_Supplied data_.
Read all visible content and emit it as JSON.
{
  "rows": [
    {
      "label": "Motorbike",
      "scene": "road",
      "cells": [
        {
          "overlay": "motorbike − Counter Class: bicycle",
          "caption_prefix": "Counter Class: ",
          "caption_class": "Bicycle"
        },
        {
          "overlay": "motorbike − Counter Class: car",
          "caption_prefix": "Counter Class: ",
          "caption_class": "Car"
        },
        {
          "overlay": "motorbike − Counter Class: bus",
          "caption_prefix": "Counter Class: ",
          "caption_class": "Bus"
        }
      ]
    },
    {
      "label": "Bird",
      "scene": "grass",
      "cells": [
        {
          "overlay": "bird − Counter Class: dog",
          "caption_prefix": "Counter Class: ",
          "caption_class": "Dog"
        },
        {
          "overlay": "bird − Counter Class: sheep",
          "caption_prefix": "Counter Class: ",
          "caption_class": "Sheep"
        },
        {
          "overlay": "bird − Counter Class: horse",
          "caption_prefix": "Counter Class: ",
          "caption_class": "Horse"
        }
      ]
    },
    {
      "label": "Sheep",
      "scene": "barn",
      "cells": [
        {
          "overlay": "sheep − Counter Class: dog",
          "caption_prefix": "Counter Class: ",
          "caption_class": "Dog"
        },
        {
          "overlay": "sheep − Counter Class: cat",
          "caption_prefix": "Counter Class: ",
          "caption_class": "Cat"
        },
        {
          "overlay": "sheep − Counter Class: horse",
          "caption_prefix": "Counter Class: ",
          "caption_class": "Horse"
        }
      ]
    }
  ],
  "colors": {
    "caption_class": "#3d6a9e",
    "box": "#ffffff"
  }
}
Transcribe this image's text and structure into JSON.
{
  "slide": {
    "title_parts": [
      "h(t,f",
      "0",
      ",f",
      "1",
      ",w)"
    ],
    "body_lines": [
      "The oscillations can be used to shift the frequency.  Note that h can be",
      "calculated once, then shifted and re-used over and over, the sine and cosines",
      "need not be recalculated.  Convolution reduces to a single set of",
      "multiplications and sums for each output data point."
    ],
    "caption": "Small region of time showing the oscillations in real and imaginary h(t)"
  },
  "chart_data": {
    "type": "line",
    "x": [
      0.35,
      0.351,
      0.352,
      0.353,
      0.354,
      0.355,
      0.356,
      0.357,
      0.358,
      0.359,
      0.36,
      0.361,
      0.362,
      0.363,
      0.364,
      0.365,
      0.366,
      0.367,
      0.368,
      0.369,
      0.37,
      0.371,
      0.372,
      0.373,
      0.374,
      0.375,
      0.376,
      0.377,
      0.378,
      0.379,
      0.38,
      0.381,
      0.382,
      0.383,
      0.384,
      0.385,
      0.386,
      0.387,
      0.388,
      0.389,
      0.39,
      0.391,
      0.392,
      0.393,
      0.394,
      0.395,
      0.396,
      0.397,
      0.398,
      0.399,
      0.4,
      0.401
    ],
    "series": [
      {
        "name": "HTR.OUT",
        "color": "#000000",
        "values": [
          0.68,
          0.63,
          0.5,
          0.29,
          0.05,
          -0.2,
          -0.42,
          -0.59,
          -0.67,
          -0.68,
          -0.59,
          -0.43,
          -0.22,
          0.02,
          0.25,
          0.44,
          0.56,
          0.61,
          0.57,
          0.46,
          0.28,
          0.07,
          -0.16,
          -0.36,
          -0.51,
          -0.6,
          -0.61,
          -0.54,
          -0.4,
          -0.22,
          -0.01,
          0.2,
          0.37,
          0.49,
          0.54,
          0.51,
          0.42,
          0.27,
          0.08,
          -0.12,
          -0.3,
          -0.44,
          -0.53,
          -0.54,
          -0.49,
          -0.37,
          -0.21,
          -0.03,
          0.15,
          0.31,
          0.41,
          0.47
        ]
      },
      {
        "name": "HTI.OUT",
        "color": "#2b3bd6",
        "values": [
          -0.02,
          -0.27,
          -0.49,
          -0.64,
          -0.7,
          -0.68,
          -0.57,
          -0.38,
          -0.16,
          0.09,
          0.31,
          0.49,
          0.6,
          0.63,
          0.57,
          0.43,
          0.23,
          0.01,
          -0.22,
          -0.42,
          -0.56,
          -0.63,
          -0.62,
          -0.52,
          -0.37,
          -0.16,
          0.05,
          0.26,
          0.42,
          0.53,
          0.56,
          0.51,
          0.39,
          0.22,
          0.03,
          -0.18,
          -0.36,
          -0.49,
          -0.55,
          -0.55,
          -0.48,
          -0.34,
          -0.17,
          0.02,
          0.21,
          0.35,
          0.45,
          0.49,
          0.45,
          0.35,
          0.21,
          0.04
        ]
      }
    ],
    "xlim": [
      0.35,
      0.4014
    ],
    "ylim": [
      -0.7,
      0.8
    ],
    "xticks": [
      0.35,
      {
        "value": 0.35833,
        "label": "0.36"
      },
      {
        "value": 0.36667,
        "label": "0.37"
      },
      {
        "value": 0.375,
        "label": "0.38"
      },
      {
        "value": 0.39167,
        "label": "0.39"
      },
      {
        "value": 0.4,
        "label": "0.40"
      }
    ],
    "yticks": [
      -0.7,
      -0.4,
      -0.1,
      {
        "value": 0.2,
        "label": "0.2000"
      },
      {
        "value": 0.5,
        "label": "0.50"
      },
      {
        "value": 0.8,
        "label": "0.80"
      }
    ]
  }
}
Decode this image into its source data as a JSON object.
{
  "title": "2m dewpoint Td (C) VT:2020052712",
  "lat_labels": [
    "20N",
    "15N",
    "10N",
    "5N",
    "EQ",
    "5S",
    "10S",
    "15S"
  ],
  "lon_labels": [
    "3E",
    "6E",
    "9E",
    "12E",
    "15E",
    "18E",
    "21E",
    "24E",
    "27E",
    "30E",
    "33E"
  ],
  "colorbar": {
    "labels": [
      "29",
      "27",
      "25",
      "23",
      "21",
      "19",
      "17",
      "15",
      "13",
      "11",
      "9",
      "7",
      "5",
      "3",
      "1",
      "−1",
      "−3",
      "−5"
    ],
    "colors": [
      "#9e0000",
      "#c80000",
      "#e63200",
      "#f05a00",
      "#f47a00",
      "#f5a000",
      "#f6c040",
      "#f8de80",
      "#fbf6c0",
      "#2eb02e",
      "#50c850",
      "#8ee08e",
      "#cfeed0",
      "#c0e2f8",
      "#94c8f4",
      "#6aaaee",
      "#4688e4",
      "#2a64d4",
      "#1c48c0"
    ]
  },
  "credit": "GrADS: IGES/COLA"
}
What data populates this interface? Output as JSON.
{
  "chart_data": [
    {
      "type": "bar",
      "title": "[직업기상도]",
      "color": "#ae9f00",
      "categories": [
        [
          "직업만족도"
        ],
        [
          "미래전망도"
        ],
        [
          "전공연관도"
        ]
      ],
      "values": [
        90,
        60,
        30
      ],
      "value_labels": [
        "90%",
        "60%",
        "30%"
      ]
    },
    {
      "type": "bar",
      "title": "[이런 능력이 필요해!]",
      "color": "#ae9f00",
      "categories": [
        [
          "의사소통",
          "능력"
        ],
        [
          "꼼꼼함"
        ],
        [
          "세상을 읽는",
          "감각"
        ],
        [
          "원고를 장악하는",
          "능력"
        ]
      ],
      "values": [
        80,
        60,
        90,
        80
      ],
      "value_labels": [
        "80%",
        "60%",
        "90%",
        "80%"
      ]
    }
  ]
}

_Set problem_. Please restate the records in full, word for word.

_Task answer_.
Read all visible content and emit it as JSON.
{
  "rows": [
    {
      "label": "Motorbike",
      "scene": "road",
      "cells": [
        {
          "overlay": "motorbike − Counter Class: bicycle",
          "caption_prefix": "Counter Class: ",
          "caption_class": "Bicycle"
        },
        {
          "overlay": "motorbike − Counter Class: car",
          "caption_prefix": "Counter Class: ",
          "caption_class": "Car"
        },
        {
          "overlay": "motorbike − Counter Class: bus",
          "caption_prefix": "Counter Class: ",
          "caption_class": "Bus"
        }
      ]
    },
    {
      "label": "Bird",
      "scene": "grass",
      "cells": [
        {
          "overlay": "bird − Counter Class: dog",
          "caption_prefix": "Counter Class: ",
          "caption_class": "Dog"
        },
        {
          "overlay": "bird − Counter Class: sheep",
          "caption_prefix": "Counter Class: ",
          "caption_class": "Sheep"
        },
        {
          "overlay": "bird − Counter Class: horse",
          "caption_prefix": "Counter Class: ",
          "caption_class": "Horse"
        }
      ]
    },
    {
      "label": "Sheep",
      "scene": "barn",
      "cells": [
        {
          "overlay": "sheep − Counter Class: dog",
          "caption_prefix": "Counter Class: ",
          "caption_class": "Dog"
        },
        {
          "overlay": "sheep − Counter Class: cat",
          "caption_prefix": "Counter Class: ",
          "caption_class": "Cat"
        },
        {
          "overlay": "sheep − Counter Class: horse",
          "caption_prefix": "Counter Class: ",
          "caption_class": "Horse"
        }
      ]
    }
  ],
  "colors": {
    "caption_class": "#3d6a9e",
    "box": "#ffffff"
  }
}
Transcribe this image's text and structure into JSON.
{
  "slide": {
    "title_parts": [
      "h(t,f",
      "0",
      ",f",
      "1",
      ",w)"
    ],
    "body_lines": [
      "The oscillations can be used to shift the frequency.  Note that h can be",
      "calculated once, then shifted and re-used over and over, the sine and cosines",
      "need not be recalculated.  Convolution reduces to a single set of",
      "multiplications and sums for each output data point."
    ],
    "caption": "Small region of time showing the oscillations in real and imaginary h(t)"
  },
  "chart_data": {
    "type": "line",
    "x": [
      0.35,
      0.351,
      0.352,
      0.353,
      0.354,
      0.355,
      0.356,
      0.357,
      0.358,
      0.359,
      0.36,
      0.361,
      0.362,
      0.363,
      0.364,
      0.365,
      0.366,
      0.367,
      0.368,
      0.369,
      0.37,
      0.371,
      0.372,
      0.373,
      0.374,
      0.375,
      0.376,
      0.377,
      0.378,
      0.379,
      0.38,
      0.381,
      0.382,
      0.383,
      0.384,
      0.385,
      0.386,
      0.387,
      0.388,
      0.389,
      0.39,
      0.391,
      0.392,
      0.393,
      0.394,
      0.395,
      0.396,
      0.397,
      0.398,
      0.399,
      0.4,
      0.401
    ],
    "series": [
      {
        "name": "HTR.OUT",
        "color": "#000000",
        "values": [
          0.68,
          0.63,
          0.5,
          0.29,
          0.05,
          -0.2,
          -0.42,
          -0.59,
          -0.67,
          -0.68,
          -0.59,
          -0.43,
          -0.22,
          0.02,
          0.25,
          0.44,
          0.56,
          0.61,
          0.57,
          0.46,
          0.28,
          0.07,
          -0.16,
          -0.36,
          -0.51,
          -0.6,
          -0.61,
          -0.54,
          -0.4,
          -0.22,
          -0.01,
          0.2,
          0.37,
          0.49,
          0.54,
          0.51,
          0.42,
          0.27,
          0.08,
          -0.12,
          -0.3,
          -0.44,
          -0.53,
          -0.54,
          -0.49,
          -0.37,
          -0.21,
          -0.03,
          0.15,
          0.31,
          0.41,
          0.47
        ]
      },
      {
        "name": "HTI.OUT",
        "color": "#2b3bd6",
        "values": [
          -0.02,
          -0.27,
          -0.49,
          -0.64,
          -0.7,
          -0.68,
          -0.57,
          -0.38,
          -0.16,
          0.09,
          0.31,
          0.49,
          0.6,
          0.63,
          0.57,
          0.43,
          0.23,
          0.01,
          -0.22,
          -0.42,
          -0.56,
          -0.63,
          -0.62,
          -0.52,
          -0.37,
          -0.16,
          0.05,
          0.26,
          0.42,
          0.53,
          0.56,
          0.51,
          0.39,
          0.22,
          0.03,
          -0.18,
          -0.36,
          -0.49,
          -0.55,
          -0.55,
          -0.48,
          -0.34,
          -0.17,
          0.02,
          0.21,
          0.35,
          0.45,
          0.49,
          0.45,
          0.35,
          0.21,
          0.04
        ]
      }
    ],
    "xlim": [
      0.35,
      0.4014
    ],
    "ylim": [
      -0.7,
      0.8
    ],
    "xticks": [
      0.35,
      {
        "value": 0.35833,
        "label": "0.36"
      },
      {
        "value": 0.36667,
        "label": "0.37"
      },
      {
        "value": 0.375,
        "label": "0.38"
      },
      {
        "value": 0.39167,
        "label": "0.39"
      },
      {
        "value": 0.4,
        "label": "0.40"
      }
    ],
    "yticks": [
      -0.7,
      -0.4,
      -0.1,
      {
        "value": 0.2,
        "label": "0.2000"
      },
      {
        "value": 0.5,
        "label": "0.50"
      },
      {
        "value": 0.8,
        "label": "0.80"
      }
    ]
  }
}
Decode this image into its source data as a JSON object.
{
  "title": "2m dewpoint Td (C) VT:2020052712",
  "lat_labels": [
    "20N",
    "15N",
    "10N",
    "5N",
    "EQ",
    "5S",
    "10S",
    "15S"
  ],
  "lon_labels": [
    "3E",
    "6E",
    "9E",
    "12E",
    "15E",
    "18E",
    "21E",
    "24E",
    "27E",
    "30E",
    "33E"
  ],
  "colorbar": {
    "labels": [
      "29",
      "27",
      "25",
      "23",
      "21",
      "19",
      "17",
      "15",
      "13",
      "11",
      "9",
      "7",
      "5",
      "3",
      "1",
      "−1",
      "−3",
      "−5"
    ],
    "colors": [
      "#9e0000",
      "#c80000",
      "#e63200",
      "#f05a00",
      "#f47a00",
      "#f5a000",
      "#f6c040",
      "#f8de80",
      "#fbf6c0",
      "#2eb02e",
      "#50c850",
      "#8ee08e",
      "#cfeed0",
      "#c0e2f8",
      "#94c8f4",
      "#6aaaee",
      "#4688e4",
      "#2a64d4",
      "#1c48c0"
    ]
  },
  "credit": "GrADS: IGES/COLA"
}
What data populates this interface? Output as JSON.
{
  "chart_data": [
    {
      "type": "bar",
      "title": "[직업기상도]",
      "color": "#ae9f00",
      "categories": [
        [
          "직업만족도"
        ],
        [
          "미래전망도"
        ],
        [
          "전공연관도"
        ]
      ],
      "values": [
        90,
        60,
        30
      ],
      "value_labels": [
        "90%",
        "60%",
        "30%"
      ]
    },
    {
      "type": "bar",
      "title": "[이런 능력이 필요해!]",
      "color": "#ae9f00",
      "categories": [
        [
          "의사소통",
          "능력"
        ],
        [
          "꼼꼼함"
        ],
        [
          "세상을 읽는",
          "감각"
        ],
        [
          "원고를 장악하는",
          "능력"
        ]
      ],
      "values": [
        80,
        60,
        90,
        80
      ],
      "value_labels": [
        "80%",
        "60%",
        "90%",
        "80%"
      ]
    }
  ]
}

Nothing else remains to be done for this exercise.